> _Items from a data source_
------------------------------------------------------------------------

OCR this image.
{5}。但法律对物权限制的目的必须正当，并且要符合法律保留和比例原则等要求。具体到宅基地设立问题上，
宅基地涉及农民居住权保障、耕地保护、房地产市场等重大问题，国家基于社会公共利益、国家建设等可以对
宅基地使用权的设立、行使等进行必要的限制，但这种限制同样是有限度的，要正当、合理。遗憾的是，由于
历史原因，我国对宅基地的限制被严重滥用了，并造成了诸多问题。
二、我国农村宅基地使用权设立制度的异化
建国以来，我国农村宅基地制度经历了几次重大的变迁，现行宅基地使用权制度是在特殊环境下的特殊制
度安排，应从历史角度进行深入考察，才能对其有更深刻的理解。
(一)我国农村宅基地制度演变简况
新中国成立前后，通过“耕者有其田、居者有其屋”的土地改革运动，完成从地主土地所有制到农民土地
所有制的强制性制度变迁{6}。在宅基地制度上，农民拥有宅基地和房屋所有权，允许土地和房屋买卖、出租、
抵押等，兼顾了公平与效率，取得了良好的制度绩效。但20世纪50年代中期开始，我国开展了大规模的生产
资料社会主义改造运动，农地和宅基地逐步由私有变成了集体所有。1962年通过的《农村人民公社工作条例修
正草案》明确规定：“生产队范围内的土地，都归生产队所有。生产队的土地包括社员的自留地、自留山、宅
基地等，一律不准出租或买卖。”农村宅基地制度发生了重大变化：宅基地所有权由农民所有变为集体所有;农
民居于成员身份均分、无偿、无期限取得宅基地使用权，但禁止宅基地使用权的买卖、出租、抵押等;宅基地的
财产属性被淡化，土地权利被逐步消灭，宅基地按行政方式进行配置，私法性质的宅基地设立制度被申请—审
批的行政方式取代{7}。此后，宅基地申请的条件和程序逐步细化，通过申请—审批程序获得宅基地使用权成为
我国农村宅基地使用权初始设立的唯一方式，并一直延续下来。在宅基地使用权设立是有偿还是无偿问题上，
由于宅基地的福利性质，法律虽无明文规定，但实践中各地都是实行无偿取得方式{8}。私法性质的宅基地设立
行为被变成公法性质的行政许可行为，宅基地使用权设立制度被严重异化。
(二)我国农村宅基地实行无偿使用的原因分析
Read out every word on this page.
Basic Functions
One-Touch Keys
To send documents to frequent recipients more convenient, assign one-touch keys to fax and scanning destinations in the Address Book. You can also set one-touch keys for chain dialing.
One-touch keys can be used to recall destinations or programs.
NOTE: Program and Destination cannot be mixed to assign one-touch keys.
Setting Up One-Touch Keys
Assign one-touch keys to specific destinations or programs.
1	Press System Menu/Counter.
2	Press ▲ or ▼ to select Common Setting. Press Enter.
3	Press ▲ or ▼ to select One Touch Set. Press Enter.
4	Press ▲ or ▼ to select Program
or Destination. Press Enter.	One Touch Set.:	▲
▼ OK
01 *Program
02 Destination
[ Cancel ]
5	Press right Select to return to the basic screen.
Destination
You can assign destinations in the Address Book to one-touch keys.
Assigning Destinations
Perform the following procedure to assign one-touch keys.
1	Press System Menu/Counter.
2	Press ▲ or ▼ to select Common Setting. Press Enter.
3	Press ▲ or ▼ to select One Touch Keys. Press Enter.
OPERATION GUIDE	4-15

------------------------------------------------------------------------

> _YOUR OBJECTIVE_
Please return the data above exactly as given.

> _RESULT_
OCR this image.
{5}。但法律对物权限制的目的必须正当，并且要符合法律保留和比例原则等要求。具体到宅基地设立问题上，
宅基地涉及农民居住权保障、耕地保护、房地产市场等重大问题，国家基于社会公共利益、国家建设等可以对
宅基地使用权的设立、行使等进行必要的限制，但这种限制同样是有限度的，要正当、合理。遗憾的是，由于
历史原因，我国对宅基地的限制被严重滥用了，并造成了诸多问题。
二、我国农村宅基地使用权设立制度的异化
建国以来，我国农村宅基地制度经历了几次重大的变迁，现行宅基地使用权制度是在特殊环境下的特殊制
度安排，应从历史角度进行深入考察，才能对其有更深刻的理解。
(一)我国农村宅基地制度演变简况
新中国成立前后，通过“耕者有其田、居者有其屋”的土地改革运动，完成从地主土地所有制到农民土地
所有制的强制性制度变迁{6}。在宅基地制度上，农民拥有宅基地和房屋所有权，允许土地和房屋买卖、出租、
抵押等，兼顾了公平与效率，取得了良好的制度绩效。但20世纪50年代中期开始，我国开展了大规模的生产
资料社会主义改造运动，农地和宅基地逐步由私有变成了集体所有。1962年通过的《农村人民公社工作条例修
正草案》明确规定：“生产队范围内的土地，都归生产队所有。生产队的土地包括社员的自留地、自留山、宅
基地等，一律不准出租或买卖。”农村宅基地制度发生了重大变化：宅基地所有权由农民所有变为集体所有;农
民居于成员身份均分、无偿、无期限取得宅基地使用权，但禁止宅基地使用权的买卖、出租、抵押等;宅基地的
财产属性被淡化，土地权利被逐步消灭，宅基地按行政方式进行配置，私法性质的宅基地设立制度被申请—审
批的行政方式取代{7}。此后，宅基地申请的条件和程序逐步细化，通过申请—审批程序获得宅基地使用权成为
我国农村宅基地使用权初始设立的唯一方式，并一直延续下来。在宅基地使用权设立是有偿还是无偿问题上，
由于宅基地的福利性质，法律虽无明文规定，但实践中各地都是实行无偿取得方式{8}。私法性质的宅基地设立
行为被变成公法性质的行政许可行为，宅基地使用权设立制度被严重异化。
(二)我国农村宅基地实行无偿使用的原因分析
Read out every word on this page.
Basic Functions
One-Touch Keys
To send documents to frequent recipients more convenient, assign one-touch keys to fax and scanning destinations in the Address Book. You can also set one-touch keys for chain dialing.
One-touch keys can be used to recall destinations or programs.
NOTE: Program and Destination cannot be mixed to assign one-touch keys.
Setting Up One-Touch Keys
Assign one-touch keys to specific destinations or programs.
1	Press System Menu/Counter.
2	Press ▲ or ▼ to select Common Setting. Press Enter.
3	Press ▲ or ▼ to select One Touch Set. Press Enter.
4	Press ▲ or ▼ to select Program
or Destination. Press Enter.	One Touch Set.:	▲
▼ OK
01 *Program
02 Destination
[ Cancel ]
5	Press right Select to return to the basic screen.
Destination
You can assign destinations in the Address Book to one-touch keys.
Assigning Destinations
Perform the following procedure to assign one-touch keys.
1	Press System Menu/Counter.
2	Press ▲ or ▼ to select Common Setting. Press Enter.
3	Press ▲ or ▼ to select One Touch Keys. Press Enter.
OPERATION GUIDE	4-15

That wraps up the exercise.